## [What is expected]
Copy, from the entries below, each line in which the string "Standard" appears.
►
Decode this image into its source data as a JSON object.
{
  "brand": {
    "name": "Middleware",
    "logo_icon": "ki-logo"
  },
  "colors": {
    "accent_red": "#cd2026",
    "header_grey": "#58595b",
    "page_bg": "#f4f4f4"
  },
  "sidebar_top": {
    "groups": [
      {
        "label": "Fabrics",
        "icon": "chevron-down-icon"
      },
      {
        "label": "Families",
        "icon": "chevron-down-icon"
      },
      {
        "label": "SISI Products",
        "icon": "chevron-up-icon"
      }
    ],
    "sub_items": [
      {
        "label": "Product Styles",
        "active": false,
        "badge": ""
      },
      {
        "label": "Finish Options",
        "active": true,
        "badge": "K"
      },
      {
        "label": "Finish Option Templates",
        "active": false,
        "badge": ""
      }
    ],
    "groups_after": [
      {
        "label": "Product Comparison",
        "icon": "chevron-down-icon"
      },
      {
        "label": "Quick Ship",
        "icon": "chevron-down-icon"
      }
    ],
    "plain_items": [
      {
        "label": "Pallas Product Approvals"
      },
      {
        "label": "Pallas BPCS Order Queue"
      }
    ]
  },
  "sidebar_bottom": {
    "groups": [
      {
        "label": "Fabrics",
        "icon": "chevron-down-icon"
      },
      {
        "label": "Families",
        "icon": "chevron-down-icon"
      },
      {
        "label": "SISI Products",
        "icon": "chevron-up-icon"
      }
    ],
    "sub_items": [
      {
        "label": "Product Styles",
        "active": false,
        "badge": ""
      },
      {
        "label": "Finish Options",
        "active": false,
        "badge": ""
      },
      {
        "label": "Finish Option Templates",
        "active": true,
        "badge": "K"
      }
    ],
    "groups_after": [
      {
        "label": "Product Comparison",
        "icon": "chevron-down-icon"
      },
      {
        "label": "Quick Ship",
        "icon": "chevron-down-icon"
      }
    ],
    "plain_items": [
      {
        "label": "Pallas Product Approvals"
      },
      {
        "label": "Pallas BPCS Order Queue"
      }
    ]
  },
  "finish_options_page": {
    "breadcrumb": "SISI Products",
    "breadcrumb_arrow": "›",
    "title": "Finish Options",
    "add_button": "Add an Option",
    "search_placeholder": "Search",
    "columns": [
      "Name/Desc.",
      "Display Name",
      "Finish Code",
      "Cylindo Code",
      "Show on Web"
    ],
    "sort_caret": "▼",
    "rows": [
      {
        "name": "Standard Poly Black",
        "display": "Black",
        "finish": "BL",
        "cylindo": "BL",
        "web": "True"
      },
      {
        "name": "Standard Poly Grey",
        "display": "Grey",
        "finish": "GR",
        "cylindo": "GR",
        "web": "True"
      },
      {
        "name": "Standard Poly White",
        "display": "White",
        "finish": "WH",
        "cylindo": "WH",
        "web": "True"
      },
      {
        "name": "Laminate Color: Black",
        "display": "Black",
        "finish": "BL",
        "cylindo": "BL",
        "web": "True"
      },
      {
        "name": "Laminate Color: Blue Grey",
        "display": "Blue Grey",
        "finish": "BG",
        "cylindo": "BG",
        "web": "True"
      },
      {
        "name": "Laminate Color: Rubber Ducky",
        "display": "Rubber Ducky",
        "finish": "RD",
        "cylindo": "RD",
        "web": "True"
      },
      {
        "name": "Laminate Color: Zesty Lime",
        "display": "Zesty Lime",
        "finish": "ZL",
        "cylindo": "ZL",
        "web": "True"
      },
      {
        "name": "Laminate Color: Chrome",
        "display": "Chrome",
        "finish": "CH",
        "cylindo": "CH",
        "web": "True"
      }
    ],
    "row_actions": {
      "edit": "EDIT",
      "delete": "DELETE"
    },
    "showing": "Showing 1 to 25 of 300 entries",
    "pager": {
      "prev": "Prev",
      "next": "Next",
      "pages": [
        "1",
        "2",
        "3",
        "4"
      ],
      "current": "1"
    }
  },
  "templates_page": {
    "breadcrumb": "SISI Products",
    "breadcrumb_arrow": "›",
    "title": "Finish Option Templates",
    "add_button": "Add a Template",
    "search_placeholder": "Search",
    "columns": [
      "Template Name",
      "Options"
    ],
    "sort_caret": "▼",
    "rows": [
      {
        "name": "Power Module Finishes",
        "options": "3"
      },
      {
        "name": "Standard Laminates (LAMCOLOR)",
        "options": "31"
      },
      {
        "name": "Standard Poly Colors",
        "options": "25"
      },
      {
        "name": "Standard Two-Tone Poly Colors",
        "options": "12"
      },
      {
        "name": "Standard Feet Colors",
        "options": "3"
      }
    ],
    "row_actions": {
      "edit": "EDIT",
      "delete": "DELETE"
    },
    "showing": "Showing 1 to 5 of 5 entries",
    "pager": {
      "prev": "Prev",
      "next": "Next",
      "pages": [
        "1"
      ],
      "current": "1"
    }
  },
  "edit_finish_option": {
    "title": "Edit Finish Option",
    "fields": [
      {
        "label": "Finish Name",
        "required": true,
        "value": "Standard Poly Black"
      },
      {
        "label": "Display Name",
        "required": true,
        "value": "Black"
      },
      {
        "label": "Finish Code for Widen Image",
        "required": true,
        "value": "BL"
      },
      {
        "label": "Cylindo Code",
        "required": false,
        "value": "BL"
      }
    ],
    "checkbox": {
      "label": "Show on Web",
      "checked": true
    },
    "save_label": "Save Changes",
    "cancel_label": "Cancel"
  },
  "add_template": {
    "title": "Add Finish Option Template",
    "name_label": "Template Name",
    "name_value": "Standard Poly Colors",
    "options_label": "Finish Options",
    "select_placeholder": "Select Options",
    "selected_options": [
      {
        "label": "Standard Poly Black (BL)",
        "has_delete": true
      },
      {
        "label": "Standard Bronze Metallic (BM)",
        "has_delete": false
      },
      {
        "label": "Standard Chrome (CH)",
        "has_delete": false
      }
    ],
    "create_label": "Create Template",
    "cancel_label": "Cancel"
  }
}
◄
## [Exercise result]
        "name": "Standard Poly Black",
        "name": "Standard Poly Grey",
        "name": "Standard Poly White",
        "name": "Standard Laminates (LAMCOLOR)",
        "name": "Standard Poly Colors",
        "name": "Standard Two-Tone Poly Colors",
        "name": "Standard Feet Colors",
        "value": "Standard Poly Black"
    "name_value": "Standard Poly Colors",
        "label": "Standard Poly Black (BL)",
        "label": "Standard Bronze Metallic (BM)",
        "label": "Standard Chrome (CH)",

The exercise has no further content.